## WHAT IS ASKED
Read the entries below and pull out each line with the string "icon".

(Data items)
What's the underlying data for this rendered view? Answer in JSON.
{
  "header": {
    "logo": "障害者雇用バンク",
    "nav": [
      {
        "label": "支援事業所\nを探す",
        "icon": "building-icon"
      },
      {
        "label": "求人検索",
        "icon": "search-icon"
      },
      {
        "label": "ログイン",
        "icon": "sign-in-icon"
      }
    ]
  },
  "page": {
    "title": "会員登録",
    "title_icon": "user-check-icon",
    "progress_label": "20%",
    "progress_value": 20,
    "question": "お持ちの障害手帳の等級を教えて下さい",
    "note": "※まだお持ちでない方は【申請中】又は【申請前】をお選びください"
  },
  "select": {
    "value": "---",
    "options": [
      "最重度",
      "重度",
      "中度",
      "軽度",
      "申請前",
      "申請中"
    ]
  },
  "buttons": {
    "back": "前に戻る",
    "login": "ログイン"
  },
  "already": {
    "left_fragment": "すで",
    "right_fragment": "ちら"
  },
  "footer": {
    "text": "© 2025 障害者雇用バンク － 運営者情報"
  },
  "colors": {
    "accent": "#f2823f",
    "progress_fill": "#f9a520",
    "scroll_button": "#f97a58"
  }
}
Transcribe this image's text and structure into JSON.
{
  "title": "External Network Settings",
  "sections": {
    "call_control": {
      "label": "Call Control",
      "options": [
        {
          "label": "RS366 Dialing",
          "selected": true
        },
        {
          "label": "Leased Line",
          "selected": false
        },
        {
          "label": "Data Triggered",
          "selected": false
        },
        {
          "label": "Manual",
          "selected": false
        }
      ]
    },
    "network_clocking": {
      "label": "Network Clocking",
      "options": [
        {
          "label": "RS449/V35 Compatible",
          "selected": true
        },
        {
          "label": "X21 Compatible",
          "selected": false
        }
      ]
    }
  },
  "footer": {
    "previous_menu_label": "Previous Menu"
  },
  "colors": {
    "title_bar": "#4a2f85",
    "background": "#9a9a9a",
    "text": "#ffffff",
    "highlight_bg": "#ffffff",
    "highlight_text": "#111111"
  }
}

## TASK RESPONSE
        "icon": "building-icon"
        "icon": "search-icon"
        "icon": "sign-in-icon"
    "title_icon": "user-check-icon",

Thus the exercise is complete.